■ SUPPLIED DATA:
* * *
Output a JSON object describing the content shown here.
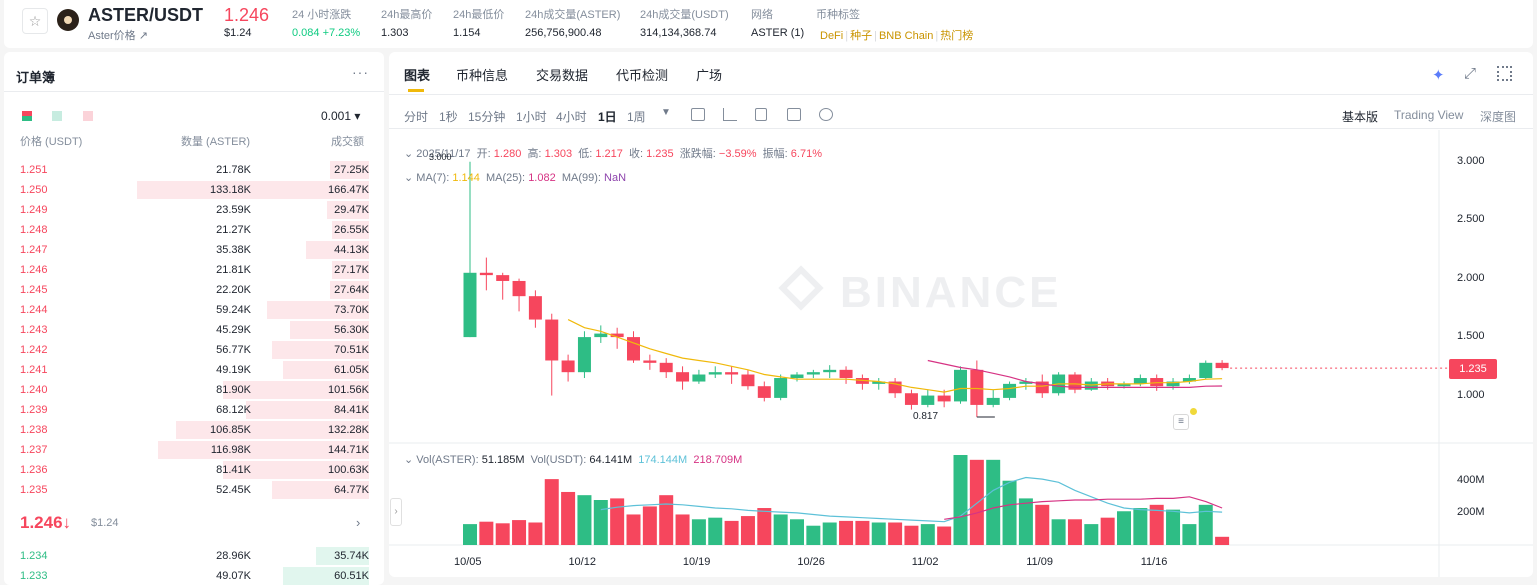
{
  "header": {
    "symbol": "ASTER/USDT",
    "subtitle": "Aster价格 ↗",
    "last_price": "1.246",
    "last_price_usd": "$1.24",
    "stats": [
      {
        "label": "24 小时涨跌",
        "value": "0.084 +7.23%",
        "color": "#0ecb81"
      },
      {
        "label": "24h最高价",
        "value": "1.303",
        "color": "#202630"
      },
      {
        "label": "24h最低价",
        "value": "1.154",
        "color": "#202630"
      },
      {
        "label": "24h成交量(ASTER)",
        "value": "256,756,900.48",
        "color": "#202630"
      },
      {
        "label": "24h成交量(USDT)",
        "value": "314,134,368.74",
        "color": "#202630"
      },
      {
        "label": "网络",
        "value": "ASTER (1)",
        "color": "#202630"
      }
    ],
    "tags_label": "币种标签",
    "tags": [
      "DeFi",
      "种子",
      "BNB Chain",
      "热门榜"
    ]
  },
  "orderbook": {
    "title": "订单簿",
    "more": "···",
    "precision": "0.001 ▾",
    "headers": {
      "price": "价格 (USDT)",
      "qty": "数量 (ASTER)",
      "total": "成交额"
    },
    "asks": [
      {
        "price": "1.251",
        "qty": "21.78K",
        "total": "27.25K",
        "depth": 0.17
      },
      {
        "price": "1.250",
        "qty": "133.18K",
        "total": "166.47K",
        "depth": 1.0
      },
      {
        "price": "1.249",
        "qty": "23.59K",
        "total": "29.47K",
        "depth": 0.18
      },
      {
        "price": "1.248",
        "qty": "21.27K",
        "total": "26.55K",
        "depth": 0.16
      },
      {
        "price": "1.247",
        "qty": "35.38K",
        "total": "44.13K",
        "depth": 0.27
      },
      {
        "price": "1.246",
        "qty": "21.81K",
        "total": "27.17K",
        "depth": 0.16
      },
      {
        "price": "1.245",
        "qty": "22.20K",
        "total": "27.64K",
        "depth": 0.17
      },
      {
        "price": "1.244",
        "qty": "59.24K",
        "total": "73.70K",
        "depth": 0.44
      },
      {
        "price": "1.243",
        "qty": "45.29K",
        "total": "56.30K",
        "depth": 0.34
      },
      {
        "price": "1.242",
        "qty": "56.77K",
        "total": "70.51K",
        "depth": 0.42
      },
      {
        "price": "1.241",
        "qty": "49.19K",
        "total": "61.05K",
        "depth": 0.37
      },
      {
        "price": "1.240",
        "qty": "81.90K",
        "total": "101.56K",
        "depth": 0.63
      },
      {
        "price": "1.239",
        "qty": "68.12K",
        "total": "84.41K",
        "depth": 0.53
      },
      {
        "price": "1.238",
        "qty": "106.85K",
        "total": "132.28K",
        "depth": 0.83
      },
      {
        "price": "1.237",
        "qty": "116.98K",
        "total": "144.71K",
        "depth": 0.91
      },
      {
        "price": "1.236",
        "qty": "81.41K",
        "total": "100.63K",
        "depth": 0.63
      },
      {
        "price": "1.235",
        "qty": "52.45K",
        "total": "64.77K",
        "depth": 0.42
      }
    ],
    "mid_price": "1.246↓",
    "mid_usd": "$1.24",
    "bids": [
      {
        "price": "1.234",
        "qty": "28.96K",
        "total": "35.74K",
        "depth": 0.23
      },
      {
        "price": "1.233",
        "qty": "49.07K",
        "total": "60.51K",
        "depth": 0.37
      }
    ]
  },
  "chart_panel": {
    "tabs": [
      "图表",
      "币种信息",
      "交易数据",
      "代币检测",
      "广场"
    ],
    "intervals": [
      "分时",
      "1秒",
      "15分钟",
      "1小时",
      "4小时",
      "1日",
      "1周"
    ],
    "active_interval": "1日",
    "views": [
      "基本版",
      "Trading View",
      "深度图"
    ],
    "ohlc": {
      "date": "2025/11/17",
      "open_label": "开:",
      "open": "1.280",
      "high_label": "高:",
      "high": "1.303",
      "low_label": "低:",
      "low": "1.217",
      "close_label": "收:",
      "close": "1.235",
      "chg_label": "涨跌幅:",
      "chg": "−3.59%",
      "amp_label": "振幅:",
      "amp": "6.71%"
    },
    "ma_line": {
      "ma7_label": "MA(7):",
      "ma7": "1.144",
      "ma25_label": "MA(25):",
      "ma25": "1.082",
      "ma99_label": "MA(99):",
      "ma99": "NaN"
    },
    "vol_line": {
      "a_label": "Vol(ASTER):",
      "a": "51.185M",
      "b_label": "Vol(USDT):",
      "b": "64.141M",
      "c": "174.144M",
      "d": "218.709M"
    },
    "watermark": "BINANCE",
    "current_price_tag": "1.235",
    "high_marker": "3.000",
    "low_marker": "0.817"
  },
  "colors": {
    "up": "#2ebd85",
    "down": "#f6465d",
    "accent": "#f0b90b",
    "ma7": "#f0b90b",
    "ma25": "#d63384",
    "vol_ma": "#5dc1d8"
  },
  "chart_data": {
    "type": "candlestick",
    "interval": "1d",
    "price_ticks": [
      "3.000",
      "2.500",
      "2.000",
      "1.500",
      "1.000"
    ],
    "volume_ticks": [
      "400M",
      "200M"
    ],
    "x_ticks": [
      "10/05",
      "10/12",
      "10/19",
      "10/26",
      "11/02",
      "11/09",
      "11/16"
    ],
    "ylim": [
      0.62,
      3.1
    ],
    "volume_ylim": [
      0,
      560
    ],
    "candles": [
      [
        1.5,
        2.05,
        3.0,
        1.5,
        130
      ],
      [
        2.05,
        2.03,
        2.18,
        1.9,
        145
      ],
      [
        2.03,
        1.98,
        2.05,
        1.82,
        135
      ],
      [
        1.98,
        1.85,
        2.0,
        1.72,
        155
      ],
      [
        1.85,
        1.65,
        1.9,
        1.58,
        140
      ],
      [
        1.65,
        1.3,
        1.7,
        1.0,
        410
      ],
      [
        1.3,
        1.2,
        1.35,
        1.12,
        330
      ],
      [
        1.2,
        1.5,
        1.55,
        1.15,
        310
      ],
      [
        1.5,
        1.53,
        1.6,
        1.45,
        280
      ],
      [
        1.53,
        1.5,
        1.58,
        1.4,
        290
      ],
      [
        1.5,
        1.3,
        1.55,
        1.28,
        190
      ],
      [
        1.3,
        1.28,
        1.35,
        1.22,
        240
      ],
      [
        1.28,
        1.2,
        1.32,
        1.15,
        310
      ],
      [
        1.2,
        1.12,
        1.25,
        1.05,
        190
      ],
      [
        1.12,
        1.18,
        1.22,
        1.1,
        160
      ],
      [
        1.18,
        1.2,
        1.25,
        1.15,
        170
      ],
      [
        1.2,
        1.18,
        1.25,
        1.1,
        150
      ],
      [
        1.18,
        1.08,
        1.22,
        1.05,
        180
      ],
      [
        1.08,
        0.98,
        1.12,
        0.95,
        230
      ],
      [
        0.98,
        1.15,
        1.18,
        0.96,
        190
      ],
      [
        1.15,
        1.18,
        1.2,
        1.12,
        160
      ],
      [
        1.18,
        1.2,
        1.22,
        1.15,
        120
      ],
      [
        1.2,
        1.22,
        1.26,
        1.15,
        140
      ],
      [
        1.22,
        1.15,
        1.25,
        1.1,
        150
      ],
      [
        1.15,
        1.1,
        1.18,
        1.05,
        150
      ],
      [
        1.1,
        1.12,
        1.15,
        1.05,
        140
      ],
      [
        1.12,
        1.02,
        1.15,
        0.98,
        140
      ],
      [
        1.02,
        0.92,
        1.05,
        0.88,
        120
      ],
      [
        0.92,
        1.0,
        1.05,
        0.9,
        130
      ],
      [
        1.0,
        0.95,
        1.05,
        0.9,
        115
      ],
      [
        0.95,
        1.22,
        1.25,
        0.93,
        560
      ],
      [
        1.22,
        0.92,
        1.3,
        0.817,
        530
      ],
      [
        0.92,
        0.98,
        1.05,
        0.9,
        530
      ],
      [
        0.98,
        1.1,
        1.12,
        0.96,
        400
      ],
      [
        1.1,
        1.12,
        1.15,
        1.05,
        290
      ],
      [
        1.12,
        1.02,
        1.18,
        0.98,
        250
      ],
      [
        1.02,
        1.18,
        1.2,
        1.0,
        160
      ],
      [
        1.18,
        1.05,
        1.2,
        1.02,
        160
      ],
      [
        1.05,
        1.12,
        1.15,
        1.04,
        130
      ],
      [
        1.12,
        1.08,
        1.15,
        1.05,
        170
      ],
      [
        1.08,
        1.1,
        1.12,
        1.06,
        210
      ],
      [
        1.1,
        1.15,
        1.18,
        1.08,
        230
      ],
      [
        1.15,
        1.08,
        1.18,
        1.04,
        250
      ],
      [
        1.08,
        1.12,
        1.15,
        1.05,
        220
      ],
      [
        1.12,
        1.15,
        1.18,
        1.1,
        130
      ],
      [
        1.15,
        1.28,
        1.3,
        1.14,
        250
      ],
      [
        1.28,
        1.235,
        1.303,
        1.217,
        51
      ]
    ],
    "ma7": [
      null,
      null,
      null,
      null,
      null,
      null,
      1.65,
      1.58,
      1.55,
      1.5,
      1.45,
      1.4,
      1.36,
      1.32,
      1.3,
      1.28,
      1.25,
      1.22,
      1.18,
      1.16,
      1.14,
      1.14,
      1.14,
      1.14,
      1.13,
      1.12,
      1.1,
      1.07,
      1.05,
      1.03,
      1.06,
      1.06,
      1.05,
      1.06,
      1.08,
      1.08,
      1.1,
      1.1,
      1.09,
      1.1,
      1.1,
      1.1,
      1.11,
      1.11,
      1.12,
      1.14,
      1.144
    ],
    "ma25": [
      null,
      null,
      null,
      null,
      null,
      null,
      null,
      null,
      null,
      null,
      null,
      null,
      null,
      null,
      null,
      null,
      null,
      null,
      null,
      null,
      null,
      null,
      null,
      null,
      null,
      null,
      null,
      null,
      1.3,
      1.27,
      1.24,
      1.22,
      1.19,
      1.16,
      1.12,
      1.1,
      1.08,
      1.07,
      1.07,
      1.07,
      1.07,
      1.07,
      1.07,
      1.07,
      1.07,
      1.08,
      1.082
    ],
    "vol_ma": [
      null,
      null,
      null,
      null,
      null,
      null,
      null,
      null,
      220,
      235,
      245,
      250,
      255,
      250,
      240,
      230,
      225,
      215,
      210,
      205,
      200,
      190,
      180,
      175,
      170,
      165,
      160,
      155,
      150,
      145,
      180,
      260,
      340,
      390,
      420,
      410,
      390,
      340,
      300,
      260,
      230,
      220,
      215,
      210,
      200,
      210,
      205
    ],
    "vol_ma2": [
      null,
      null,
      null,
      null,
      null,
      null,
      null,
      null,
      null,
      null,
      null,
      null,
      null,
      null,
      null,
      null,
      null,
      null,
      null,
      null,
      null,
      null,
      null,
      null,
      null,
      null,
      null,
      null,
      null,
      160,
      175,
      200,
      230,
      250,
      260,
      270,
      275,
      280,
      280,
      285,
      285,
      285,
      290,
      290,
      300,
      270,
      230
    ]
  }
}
* * *
■ STATED GOAL: Gather up every line in the data above that contains the word "USDT", copying each one.

■ FINAL ANSWER:
    "symbol": "ASTER/USDT",
        "label": "24h成交量(USDT)",
      "price": "价格 (USDT)",
      "b_label": "Vol(USDT):",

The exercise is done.